Given exercise »
Print out every record exactly as it appears.
|---|
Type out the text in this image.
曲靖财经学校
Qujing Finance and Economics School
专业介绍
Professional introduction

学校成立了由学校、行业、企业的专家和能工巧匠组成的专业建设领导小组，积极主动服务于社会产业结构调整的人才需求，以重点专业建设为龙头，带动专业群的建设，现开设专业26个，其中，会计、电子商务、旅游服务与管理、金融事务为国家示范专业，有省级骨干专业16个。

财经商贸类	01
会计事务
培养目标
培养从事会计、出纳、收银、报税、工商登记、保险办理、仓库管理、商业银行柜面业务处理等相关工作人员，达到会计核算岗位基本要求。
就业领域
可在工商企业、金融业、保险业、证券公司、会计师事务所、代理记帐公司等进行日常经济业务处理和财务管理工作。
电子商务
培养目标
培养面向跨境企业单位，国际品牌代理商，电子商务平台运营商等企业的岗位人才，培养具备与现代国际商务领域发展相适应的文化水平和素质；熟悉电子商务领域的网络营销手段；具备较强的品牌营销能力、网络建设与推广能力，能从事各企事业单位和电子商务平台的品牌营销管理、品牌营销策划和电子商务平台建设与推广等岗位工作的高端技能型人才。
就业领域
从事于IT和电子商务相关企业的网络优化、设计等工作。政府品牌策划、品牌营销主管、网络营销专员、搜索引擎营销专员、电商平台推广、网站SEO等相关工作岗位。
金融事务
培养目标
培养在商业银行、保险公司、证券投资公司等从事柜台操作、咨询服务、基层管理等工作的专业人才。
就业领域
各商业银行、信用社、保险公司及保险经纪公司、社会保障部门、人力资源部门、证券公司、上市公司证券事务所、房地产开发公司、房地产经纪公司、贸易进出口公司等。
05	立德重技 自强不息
|---|
Complete response »
Type out the text in this image.
曲靖财经学校
Qujing Finance and Economics School
专业介绍
Professional introduction

学校成立了由学校、行业、企业的专家和能工巧匠组成的专业建设领导小组，积极主动服务于社会产业结构调整的人才需求，以重点专业建设为龙头，带动专业群的建设，现开设专业26个，其中，会计、电子商务、旅游服务与管理、金融事务为国家示范专业，有省级骨干专业16个。

财经商贸类	01
会计事务
培养目标
培养从事会计、出纳、收银、报税、工商登记、保险办理、仓库管理、商业银行柜面业务处理等相关工作人员，达到会计核算岗位基本要求。
就业领域
可在工商企业、金融业、保险业、证券公司、会计师事务所、代理记帐公司等进行日常经济业务处理和财务管理工作。
电子商务
培养目标
培养面向跨境企业单位，国际品牌代理商，电子商务平台运营商等企业的岗位人才，培养具备与现代国际商务领域发展相适应的文化水平和素质；熟悉电子商务领域的网络营销手段；具备较强的品牌营销能力、网络建设与推广能力，能从事各企事业单位和电子商务平台的品牌营销管理、品牌营销策划和电子商务平台建设与推广等岗位工作的高端技能型人才。
就业领域
从事于IT和电子商务相关企业的网络优化、设计等工作。政府品牌策划、品牌营销主管、网络营销专员、搜索引擎营销专员、电商平台推广、网站SEO等相关工作岗位。
金融事务
培养目标
培养在商业银行、保险公司、证券投资公司等从事柜台操作、咨询服务、基层管理等工作的专业人才。
就业领域
各商业银行、信用社、保险公司及保险经纪公司、社会保障部门、人力资源部门、证券公司、上市公司证券事务所、房地产开发公司、房地产经纪公司、贸易进出口公司等。
05	立德重技 自强不息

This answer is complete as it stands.